[EXERCISE BRIEF] Lay out the material as a numbered list, running from its opening line through the line that contains "section25-p1: 以下对应第四个公式 X(k|k)= X(k|k-1)", with both of those lines included and any blank lines left out.

[INPUT MATERIAL]
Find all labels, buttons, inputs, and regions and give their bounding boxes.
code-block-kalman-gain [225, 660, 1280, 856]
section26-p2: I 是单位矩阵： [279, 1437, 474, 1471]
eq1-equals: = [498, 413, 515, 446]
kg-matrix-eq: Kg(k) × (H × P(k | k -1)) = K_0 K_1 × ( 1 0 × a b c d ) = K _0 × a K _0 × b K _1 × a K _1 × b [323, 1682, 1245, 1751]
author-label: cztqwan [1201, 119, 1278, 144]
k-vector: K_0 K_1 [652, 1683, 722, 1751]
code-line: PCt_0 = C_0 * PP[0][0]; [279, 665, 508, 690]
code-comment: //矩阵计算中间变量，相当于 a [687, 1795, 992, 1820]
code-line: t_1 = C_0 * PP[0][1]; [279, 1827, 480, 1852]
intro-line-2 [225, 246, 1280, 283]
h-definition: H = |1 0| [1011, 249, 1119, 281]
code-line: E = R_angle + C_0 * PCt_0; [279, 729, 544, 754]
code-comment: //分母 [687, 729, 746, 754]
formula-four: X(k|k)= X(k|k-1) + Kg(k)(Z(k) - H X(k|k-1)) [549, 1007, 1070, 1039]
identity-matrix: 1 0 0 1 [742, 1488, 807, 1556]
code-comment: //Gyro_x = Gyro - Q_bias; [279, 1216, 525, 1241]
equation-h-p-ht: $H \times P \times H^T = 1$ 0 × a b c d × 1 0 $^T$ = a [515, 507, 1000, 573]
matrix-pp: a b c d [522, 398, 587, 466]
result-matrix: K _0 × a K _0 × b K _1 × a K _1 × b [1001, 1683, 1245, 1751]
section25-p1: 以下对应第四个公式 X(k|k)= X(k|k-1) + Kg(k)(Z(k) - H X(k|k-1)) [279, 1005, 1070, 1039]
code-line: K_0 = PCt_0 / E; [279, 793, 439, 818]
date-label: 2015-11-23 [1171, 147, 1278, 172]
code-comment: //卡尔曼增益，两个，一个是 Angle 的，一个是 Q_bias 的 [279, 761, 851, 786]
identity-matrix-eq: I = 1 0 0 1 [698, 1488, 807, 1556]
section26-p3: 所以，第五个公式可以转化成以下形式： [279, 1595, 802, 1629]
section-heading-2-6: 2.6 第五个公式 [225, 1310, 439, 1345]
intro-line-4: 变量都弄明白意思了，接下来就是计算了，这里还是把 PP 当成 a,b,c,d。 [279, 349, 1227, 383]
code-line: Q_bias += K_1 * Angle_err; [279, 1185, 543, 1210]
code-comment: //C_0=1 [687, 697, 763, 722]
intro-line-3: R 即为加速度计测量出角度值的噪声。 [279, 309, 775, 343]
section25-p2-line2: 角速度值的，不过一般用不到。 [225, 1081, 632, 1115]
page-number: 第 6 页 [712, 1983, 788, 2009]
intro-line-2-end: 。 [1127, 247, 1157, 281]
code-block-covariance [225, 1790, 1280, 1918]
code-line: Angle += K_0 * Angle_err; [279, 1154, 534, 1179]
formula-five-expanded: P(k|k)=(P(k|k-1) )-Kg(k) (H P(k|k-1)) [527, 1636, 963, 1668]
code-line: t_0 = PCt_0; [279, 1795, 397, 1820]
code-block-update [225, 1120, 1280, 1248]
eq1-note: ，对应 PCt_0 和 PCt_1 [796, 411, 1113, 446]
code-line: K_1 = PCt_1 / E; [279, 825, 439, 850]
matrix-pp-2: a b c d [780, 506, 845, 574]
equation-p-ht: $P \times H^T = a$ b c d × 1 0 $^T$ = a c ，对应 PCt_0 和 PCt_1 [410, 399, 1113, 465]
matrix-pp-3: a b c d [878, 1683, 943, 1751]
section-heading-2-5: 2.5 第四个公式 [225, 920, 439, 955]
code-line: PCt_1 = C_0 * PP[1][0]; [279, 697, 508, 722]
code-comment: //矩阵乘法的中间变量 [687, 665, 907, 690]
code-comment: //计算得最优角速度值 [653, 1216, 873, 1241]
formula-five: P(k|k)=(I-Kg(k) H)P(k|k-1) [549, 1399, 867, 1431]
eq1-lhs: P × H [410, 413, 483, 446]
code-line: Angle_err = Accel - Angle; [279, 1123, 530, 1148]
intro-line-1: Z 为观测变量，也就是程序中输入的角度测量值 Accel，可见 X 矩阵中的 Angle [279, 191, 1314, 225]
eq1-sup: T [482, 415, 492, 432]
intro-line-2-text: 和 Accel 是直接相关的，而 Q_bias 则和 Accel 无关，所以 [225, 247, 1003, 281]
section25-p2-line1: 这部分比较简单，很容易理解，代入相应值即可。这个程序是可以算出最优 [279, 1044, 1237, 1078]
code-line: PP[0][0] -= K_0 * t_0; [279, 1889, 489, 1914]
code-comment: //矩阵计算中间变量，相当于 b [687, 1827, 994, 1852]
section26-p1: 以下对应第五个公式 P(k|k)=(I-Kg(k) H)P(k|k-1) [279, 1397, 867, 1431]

[THE RESPONSE]
1. Find all labels, buttons, inputs, and regions and give their bounding boxes.
2. code-block-kalman-gain [225, 660, 1280, 856]
3. section26-p2: I 是单位矩阵： [279, 1437, 474, 1471]
4. eq1-equals: = [498, 413, 515, 446]
5. kg-matrix-eq: Kg(k) × (H × P(k | k -1)) = K_0 K_1 × ( 1 0 × a b c d ) = K _0 × a K _0 × b K _1 × a K _1 × b [323, 1682, 1245, 1751]
6. author-label: cztqwan [1201, 119, 1278, 144]
7. k-vector: K_0 K_1 [652, 1683, 722, 1751]
8. code-line: PCt_0 = C_0 * PP[0][0]; [279, 665, 508, 690]
9. code-comment: //矩阵计算中间变量，相当于 a [687, 1795, 992, 1820]
10. code-line: t_1 = C_0 * PP[0][1]; [279, 1827, 480, 1852]
11. intro-line-2 [225, 246, 1280, 283]
12. h-definition: H = |1 0| [1011, 249, 1119, 281]
13. code-line: E = R_angle + C_0 * PCt_0; [279, 729, 544, 754]
14. code-comment: //分母 [687, 729, 746, 754]
15. formula-four: X(k|k)= X(k|k-1) + Kg(k)(Z(k) - H X(k|k-1)) [549, 1007, 1070, 1039]
16. identity-matrix: 1 0 0 1 [742, 1488, 807, 1556]
17. code-comment: //Gyro_x = Gyro - Q_bias; [279, 1216, 525, 1241]
18. equation-h-p-ht: $H \times P \times H^T = 1$ 0 × a b c d × 1 0 $^T$ = a [515, 507, 1000, 573]
19. matrix-pp: a b c d [522, 398, 587, 466]
20. result-matrix: K _0 × a K _0 × b K _1 × a K _1 × b [1001, 1683, 1245, 1751]
21. section25-p1: 以下对应第四个公式 X(k|k)= X(k|k-1) + Kg(k)(Z(k) - H X(k|k-1)) [279, 1005, 1070, 1039]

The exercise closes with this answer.